## Data
════════════════

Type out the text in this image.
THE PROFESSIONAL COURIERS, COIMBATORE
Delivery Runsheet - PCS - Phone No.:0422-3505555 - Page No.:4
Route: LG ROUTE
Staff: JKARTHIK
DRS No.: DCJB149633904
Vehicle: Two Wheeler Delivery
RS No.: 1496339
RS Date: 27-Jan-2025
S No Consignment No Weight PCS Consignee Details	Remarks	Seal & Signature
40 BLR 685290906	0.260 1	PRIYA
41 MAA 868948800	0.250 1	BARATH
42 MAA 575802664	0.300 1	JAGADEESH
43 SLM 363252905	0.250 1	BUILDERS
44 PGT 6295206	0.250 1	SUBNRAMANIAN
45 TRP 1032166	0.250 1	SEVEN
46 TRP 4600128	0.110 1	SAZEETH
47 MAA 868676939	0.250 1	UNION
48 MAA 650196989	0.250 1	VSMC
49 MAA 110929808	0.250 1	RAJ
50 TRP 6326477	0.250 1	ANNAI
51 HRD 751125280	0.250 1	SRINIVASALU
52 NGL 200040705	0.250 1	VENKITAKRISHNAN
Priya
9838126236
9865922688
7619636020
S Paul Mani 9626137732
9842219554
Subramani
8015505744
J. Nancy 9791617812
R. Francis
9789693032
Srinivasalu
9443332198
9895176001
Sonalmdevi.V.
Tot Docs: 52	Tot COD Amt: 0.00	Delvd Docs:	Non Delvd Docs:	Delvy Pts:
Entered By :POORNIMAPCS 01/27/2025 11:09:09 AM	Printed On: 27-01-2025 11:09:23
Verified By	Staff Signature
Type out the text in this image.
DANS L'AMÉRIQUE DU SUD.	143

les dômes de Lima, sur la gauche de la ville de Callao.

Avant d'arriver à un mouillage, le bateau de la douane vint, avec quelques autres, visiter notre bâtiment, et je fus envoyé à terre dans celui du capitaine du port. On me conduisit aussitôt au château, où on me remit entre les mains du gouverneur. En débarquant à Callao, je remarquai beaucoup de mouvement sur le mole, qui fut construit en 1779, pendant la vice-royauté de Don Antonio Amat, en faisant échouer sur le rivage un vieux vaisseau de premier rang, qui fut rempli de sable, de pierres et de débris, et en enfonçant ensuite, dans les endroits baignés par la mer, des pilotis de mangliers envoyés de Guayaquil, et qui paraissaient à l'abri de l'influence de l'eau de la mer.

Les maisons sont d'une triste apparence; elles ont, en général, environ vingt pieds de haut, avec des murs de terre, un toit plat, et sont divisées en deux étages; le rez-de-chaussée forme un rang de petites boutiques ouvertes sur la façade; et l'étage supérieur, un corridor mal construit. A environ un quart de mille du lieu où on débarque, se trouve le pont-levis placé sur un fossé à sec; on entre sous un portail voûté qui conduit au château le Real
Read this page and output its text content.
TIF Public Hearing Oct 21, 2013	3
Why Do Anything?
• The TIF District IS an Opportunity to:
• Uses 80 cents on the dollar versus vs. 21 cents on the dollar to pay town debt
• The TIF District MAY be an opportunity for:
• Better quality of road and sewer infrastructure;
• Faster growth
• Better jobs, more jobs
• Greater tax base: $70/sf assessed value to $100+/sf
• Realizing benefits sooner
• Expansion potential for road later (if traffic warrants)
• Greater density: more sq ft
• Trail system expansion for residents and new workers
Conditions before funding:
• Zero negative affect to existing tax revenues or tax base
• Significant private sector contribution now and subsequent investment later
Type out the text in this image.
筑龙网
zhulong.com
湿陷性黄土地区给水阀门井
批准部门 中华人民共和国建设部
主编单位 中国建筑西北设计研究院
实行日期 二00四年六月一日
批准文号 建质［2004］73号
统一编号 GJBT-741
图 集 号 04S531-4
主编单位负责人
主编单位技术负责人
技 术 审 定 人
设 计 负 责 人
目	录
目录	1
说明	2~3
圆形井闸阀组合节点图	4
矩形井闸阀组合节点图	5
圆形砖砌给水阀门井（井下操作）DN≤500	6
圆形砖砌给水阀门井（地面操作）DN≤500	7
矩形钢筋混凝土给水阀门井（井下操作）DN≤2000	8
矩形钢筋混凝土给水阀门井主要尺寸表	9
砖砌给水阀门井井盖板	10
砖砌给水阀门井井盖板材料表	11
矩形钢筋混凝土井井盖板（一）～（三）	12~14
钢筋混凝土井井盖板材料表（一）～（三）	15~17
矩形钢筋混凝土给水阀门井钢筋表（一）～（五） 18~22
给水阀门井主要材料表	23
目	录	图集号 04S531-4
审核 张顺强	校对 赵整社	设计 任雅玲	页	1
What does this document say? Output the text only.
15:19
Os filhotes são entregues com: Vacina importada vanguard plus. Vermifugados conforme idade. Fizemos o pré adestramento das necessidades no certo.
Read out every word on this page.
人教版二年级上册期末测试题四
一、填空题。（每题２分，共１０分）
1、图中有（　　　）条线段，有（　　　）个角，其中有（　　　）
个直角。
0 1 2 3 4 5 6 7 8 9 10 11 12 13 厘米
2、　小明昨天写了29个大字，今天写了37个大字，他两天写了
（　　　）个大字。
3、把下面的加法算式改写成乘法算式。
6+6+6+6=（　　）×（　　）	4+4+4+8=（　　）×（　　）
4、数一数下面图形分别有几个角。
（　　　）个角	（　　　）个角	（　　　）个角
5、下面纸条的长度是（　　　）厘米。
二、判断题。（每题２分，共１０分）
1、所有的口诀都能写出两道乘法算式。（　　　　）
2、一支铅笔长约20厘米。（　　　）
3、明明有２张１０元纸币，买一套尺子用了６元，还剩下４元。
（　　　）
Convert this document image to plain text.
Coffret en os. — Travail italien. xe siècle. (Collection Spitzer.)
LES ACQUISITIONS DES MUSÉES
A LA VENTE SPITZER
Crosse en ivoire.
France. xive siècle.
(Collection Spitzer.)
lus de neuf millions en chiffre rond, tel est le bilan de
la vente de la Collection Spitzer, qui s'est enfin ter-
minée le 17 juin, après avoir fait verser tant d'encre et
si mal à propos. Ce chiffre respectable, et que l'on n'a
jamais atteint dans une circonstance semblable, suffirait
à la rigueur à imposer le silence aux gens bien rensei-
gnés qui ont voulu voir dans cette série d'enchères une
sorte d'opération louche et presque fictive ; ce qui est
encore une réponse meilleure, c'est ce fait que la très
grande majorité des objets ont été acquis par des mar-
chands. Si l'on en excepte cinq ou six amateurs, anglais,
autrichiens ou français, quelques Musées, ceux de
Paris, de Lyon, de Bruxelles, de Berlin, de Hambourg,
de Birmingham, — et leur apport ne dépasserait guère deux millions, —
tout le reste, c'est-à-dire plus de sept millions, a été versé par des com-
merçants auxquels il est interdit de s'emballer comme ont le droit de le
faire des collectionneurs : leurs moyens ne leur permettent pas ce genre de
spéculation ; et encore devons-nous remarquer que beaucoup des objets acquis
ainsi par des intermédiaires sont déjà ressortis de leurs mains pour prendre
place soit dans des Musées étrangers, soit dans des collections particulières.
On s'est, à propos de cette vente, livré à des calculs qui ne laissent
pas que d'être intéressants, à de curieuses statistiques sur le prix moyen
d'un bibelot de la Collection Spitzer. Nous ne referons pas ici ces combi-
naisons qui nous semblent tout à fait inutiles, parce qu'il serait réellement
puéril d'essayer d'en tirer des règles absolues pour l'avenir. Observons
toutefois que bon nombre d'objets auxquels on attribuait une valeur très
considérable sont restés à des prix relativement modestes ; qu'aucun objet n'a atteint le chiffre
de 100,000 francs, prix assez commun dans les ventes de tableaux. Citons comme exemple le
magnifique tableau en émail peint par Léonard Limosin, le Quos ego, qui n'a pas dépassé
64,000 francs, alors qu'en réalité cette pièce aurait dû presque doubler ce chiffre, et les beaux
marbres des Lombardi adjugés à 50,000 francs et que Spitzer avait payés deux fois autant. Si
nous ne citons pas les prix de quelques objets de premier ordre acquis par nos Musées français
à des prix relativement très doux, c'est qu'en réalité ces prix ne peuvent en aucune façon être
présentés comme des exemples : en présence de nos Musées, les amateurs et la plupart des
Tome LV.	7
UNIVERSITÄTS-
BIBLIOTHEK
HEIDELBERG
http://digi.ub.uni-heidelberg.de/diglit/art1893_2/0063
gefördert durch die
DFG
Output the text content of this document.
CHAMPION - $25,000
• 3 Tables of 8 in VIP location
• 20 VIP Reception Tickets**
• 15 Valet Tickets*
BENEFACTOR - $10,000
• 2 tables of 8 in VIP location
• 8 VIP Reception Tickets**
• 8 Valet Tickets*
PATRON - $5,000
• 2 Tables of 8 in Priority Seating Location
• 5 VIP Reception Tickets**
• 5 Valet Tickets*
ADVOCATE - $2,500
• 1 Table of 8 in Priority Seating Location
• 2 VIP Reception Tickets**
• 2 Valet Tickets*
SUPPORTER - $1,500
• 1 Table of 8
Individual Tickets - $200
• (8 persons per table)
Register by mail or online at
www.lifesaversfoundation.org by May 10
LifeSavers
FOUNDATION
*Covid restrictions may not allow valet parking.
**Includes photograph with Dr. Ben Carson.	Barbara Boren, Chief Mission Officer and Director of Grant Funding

════════════════

Show the lines that mention the word "très".

encore une réponse meilleure, c'est ce fait que la très
toutefois que bon nombre d'objets auxquels on attribuait une valeur très
à des prix relativement très doux, c'est qu'en réalité ces prix ne peuvent en aucune façon être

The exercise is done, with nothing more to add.